● **Task directions**: Filter the lines below, copying only those with the string "them".

● **Items listed in a dataset**:

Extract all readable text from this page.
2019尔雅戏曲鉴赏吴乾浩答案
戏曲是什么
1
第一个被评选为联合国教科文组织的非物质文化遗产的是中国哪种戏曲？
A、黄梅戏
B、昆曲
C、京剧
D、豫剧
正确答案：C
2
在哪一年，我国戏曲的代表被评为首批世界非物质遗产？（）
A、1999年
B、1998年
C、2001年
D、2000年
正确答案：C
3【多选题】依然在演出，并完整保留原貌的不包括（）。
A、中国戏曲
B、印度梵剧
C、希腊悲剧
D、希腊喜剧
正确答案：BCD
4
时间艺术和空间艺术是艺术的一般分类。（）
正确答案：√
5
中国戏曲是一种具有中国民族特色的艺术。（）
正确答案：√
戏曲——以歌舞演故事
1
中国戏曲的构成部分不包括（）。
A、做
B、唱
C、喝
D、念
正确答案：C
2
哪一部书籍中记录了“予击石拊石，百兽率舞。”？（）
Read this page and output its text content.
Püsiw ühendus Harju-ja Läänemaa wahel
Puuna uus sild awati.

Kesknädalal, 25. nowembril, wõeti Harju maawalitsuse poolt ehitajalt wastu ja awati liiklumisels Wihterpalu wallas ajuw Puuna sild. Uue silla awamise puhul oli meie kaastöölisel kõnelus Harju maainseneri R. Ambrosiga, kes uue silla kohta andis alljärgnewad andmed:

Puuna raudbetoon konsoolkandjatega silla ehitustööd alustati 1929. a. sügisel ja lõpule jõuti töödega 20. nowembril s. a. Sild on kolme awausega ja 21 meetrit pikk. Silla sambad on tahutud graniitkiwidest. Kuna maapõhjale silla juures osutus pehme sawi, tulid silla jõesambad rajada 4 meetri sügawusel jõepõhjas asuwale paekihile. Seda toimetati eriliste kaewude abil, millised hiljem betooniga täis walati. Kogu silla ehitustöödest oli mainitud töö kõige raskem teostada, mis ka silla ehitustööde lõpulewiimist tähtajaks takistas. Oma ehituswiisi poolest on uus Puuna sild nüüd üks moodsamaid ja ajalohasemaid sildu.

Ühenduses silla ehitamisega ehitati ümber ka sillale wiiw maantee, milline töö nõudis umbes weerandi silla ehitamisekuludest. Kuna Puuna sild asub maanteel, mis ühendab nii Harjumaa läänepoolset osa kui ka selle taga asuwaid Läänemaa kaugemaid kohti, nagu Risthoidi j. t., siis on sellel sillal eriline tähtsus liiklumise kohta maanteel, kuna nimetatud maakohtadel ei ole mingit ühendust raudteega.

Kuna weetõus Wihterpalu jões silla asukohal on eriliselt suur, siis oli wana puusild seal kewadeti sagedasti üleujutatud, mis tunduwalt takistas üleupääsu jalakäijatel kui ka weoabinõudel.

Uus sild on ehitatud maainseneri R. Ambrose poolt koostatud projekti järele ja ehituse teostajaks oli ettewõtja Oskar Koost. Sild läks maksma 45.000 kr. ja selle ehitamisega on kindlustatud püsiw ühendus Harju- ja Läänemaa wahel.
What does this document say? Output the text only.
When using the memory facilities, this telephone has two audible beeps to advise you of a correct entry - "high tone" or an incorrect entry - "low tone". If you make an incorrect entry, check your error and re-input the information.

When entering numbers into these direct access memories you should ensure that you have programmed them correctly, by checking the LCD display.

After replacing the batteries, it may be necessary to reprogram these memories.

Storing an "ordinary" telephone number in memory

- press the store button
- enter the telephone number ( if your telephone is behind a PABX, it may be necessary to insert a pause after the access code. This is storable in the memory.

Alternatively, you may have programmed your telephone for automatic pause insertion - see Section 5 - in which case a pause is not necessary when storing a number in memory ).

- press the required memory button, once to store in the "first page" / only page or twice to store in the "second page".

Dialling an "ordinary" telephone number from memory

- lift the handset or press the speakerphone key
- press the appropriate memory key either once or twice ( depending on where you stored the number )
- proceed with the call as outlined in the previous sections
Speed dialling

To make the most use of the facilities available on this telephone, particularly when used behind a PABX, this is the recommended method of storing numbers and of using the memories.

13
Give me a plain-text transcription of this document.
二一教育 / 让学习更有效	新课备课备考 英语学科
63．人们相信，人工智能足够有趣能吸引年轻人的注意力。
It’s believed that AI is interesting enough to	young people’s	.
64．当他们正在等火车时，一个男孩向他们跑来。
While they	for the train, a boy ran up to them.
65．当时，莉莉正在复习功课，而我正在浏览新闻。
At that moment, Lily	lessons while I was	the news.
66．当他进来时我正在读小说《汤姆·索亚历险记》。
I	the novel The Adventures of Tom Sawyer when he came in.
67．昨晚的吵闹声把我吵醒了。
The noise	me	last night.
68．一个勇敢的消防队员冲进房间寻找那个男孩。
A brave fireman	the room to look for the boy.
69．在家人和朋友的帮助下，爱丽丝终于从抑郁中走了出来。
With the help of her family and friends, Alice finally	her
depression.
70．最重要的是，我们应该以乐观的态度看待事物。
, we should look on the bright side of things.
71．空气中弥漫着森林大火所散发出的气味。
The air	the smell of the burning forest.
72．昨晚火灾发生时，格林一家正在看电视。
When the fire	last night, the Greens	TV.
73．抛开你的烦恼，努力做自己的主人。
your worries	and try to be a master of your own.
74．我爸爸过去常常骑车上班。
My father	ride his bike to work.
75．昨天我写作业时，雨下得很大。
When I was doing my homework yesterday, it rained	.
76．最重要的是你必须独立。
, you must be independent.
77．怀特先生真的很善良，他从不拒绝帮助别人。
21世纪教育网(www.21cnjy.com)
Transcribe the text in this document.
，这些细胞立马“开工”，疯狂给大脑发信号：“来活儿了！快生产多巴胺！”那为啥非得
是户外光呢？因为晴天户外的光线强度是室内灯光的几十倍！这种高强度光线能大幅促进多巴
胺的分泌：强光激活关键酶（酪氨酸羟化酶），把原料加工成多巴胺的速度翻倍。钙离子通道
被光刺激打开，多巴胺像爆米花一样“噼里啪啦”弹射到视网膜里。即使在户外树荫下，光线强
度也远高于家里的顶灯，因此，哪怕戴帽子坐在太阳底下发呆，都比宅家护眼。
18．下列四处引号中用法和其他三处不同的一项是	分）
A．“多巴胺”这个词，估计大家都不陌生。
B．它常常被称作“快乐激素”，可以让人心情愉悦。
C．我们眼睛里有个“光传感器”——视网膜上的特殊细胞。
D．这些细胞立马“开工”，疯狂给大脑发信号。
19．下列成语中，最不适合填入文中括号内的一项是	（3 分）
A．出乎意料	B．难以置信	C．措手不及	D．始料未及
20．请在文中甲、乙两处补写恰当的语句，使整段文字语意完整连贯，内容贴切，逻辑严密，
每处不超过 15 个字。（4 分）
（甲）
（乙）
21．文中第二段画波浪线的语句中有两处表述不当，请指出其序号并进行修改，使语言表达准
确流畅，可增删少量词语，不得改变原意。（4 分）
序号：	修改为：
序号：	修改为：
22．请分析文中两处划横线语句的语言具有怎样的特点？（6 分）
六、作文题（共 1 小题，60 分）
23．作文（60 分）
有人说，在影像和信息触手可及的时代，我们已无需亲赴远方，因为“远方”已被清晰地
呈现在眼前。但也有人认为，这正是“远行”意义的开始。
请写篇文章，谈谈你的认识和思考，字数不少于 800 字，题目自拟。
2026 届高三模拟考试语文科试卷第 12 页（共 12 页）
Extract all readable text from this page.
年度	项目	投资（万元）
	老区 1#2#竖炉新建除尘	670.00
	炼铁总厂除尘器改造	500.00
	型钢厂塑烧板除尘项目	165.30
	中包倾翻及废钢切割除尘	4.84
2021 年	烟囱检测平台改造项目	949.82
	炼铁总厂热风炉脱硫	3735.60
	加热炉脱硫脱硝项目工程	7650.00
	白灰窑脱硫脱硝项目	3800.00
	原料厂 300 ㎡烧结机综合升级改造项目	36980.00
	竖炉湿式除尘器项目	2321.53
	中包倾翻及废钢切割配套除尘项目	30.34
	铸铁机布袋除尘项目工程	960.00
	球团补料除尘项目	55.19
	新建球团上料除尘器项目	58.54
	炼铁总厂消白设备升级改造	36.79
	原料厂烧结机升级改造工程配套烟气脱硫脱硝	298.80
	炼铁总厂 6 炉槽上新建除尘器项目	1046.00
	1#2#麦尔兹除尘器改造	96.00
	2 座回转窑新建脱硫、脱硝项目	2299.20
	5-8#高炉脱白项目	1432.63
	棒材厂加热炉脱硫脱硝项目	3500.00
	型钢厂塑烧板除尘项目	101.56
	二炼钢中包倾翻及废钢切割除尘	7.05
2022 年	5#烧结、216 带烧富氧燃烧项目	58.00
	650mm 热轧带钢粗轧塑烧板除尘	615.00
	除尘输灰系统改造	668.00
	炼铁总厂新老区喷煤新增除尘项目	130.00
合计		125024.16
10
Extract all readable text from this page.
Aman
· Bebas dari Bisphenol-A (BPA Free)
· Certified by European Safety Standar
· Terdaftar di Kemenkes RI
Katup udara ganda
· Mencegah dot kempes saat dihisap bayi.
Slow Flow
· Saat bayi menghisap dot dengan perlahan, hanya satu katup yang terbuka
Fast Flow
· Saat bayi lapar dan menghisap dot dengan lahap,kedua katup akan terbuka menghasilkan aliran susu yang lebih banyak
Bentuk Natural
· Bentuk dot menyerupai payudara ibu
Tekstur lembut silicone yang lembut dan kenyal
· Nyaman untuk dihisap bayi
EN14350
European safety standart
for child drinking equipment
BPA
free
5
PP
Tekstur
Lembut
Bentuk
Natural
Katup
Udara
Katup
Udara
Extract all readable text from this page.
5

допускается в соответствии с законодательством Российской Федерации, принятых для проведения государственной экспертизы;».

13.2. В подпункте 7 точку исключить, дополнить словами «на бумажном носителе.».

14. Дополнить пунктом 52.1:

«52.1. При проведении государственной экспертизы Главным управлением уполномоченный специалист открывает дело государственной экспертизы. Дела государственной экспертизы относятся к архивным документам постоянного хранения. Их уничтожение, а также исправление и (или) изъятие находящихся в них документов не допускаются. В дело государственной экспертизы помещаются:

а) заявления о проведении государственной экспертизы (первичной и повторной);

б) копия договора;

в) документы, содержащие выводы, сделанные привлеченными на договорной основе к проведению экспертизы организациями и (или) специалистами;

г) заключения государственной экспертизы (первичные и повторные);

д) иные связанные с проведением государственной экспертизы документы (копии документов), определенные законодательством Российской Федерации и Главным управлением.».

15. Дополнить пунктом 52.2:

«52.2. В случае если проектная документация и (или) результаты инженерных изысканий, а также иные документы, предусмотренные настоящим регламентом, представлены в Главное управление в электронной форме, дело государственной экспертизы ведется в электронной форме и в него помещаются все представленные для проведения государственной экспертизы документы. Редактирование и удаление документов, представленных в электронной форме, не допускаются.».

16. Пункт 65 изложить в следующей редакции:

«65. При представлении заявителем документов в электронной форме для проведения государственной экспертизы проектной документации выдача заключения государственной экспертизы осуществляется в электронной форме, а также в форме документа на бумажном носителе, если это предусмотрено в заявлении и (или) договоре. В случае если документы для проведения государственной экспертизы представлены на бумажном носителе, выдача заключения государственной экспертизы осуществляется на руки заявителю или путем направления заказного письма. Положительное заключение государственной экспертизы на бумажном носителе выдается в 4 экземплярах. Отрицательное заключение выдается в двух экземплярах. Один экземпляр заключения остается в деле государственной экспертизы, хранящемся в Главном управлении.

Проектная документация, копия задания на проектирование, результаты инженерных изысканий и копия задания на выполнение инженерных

● **The completed task**:
When entering numbers into these direct access memories you should ensure that you have programmed them correctly, by checking the LCD display.
While they	for the train, a boy ran up to them.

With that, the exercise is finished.